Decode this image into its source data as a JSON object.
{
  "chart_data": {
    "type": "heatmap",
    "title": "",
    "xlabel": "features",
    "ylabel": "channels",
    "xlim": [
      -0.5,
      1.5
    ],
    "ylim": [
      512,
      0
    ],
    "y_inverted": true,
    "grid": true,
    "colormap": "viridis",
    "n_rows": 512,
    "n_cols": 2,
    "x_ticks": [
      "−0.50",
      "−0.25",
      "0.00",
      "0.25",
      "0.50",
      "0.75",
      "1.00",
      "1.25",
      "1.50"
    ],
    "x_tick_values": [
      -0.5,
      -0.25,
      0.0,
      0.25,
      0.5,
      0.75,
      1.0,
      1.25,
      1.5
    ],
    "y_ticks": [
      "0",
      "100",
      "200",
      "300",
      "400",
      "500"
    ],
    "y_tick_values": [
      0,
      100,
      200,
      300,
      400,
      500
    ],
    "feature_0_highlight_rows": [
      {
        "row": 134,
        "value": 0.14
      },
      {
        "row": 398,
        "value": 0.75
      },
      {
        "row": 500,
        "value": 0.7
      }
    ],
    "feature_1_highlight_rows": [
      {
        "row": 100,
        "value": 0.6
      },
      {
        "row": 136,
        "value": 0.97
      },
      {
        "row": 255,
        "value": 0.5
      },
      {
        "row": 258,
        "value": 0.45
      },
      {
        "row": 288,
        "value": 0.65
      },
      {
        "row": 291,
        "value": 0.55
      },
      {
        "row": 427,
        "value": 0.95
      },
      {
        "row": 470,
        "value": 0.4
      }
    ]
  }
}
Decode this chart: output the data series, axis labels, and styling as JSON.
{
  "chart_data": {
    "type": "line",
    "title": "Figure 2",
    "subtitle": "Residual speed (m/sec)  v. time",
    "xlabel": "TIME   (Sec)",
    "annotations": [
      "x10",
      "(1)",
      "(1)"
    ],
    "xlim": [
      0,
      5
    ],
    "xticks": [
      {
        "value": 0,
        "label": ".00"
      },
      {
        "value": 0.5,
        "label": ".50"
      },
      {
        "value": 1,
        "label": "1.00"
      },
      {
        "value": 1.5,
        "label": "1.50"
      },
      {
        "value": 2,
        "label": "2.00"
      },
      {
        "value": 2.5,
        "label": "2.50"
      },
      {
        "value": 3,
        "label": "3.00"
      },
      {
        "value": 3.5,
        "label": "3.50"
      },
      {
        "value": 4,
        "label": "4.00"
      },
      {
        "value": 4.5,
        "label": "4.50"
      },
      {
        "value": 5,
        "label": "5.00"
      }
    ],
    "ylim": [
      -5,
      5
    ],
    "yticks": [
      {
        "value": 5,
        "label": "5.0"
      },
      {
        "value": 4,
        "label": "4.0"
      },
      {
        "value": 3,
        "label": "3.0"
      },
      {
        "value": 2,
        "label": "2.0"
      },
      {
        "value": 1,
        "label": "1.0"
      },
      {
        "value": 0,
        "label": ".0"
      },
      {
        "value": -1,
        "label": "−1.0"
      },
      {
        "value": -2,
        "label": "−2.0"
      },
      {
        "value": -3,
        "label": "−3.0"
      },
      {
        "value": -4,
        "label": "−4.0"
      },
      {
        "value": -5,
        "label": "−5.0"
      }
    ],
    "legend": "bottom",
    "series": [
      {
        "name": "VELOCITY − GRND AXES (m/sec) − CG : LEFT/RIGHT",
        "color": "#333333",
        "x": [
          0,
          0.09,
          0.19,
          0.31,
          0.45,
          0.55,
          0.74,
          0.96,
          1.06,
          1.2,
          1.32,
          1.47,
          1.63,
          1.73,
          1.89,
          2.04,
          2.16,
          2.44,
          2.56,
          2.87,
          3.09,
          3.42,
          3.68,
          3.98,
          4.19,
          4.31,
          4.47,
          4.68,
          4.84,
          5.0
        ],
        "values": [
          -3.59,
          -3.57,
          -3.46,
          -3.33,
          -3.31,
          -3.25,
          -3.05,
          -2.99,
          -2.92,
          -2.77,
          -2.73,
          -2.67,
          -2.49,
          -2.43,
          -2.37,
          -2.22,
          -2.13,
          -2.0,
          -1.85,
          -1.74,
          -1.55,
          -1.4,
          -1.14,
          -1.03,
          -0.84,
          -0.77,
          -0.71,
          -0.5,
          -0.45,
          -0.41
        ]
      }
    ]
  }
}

____________________

Write out the entire listing exactly.

Decode this image into its source data as a JSON object.
{
  "chart_data": {
    "type": "heatmap",
    "title": "",
    "xlabel": "features",
    "ylabel": "channels",
    "xlim": [
      -0.5,
      1.5
    ],
    "ylim": [
      512,
      0
    ],
    "y_inverted": true,
    "grid": true,
    "colormap": "viridis",
    "n_rows": 512,
    "n_cols": 2,
    "x_ticks": [
      "−0.50",
      "−0.25",
      "0.00",
      "0.25",
      "0.50",
      "0.75",
      "1.00",
      "1.25",
      "1.50"
    ],
    "x_tick_values": [
      -0.5,
      -0.25,
      0.0,
      0.25,
      0.5,
      0.75,
      1.0,
      1.25,
      1.5
    ],
    "y_ticks": [
      "0",
      "100",
      "200",
      "300",
      "400",
      "500"
    ],
    "y_tick_values": [
      0,
      100,
      200,
      300,
      400,
      500
    ],
    "feature_0_highlight_rows": [
      {
        "row": 134,
        "value": 0.14
      },
      {
        "row": 398,
        "value": 0.75
      },
      {
        "row": 500,
        "value": 0.7
      }
    ],
    "feature_1_highlight_rows": [
      {
        "row": 100,
        "value": 0.6
      },
      {
        "row": 136,
        "value": 0.97
      },
      {
        "row": 255,
        "value": 0.5
      },
      {
        "row": 258,
        "value": 0.45
      },
      {
        "row": 288,
        "value": 0.65
      },
      {
        "row": 291,
        "value": 0.55
      },
      {
        "row": 427,
        "value": 0.95
      },
      {
        "row": 470,
        "value": 0.4
      }
    ]
  }
}
Decode this chart: output the data series, axis labels, and styling as JSON.
{
  "chart_data": {
    "type": "line",
    "title": "Figure 2",
    "subtitle": "Residual speed (m/sec)  v. time",
    "xlabel": "TIME   (Sec)",
    "annotations": [
      "x10",
      "(1)",
      "(1)"
    ],
    "xlim": [
      0,
      5
    ],
    "xticks": [
      {
        "value": 0,
        "label": ".00"
      },
      {
        "value": 0.5,
        "label": ".50"
      },
      {
        "value": 1,
        "label": "1.00"
      },
      {
        "value": 1.5,
        "label": "1.50"
      },
      {
        "value": 2,
        "label": "2.00"
      },
      {
        "value": 2.5,
        "label": "2.50"
      },
      {
        "value": 3,
        "label": "3.00"
      },
      {
        "value": 3.5,
        "label": "3.50"
      },
      {
        "value": 4,
        "label": "4.00"
      },
      {
        "value": 4.5,
        "label": "4.50"
      },
      {
        "value": 5,
        "label": "5.00"
      }
    ],
    "ylim": [
      -5,
      5
    ],
    "yticks": [
      {
        "value": 5,
        "label": "5.0"
      },
      {
        "value": 4,
        "label": "4.0"
      },
      {
        "value": 3,
        "label": "3.0"
      },
      {
        "value": 2,
        "label": "2.0"
      },
      {
        "value": 1,
        "label": "1.0"
      },
      {
        "value": 0,
        "label": ".0"
      },
      {
        "value": -1,
        "label": "−1.0"
      },
      {
        "value": -2,
        "label": "−2.0"
      },
      {
        "value": -3,
        "label": "−3.0"
      },
      {
        "value": -4,
        "label": "−4.0"
      },
      {
        "value": -5,
        "label": "−5.0"
      }
    ],
    "legend": "bottom",
    "series": [
      {
        "name": "VELOCITY − GRND AXES (m/sec) − CG : LEFT/RIGHT",
        "color": "#333333",
        "x": [
          0,
          0.09,
          0.19,
          0.31,
          0.45,
          0.55,
          0.74,
          0.96,
          1.06,
          1.2,
          1.32,
          1.47,
          1.63,
          1.73,
          1.89,
          2.04,
          2.16,
          2.44,
          2.56,
          2.87,
          3.09,
          3.42,
          3.68,
          3.98,
          4.19,
          4.31,
          4.47,
          4.68,
          4.84,
          5.0
        ],
        "values": [
          -3.59,
          -3.57,
          -3.46,
          -3.33,
          -3.31,
          -3.25,
          -3.05,
          -2.99,
          -2.92,
          -2.77,
          -2.73,
          -2.67,
          -2.49,
          -2.43,
          -2.37,
          -2.22,
          -2.13,
          -2.0,
          -1.85,
          -1.74,
          -1.55,
          -1.4,
          -1.14,
          -1.03,
          -0.84,
          -0.77,
          -0.71,
          -0.5,
          -0.45,
          -0.41
        ]
      }
    ]
  }
}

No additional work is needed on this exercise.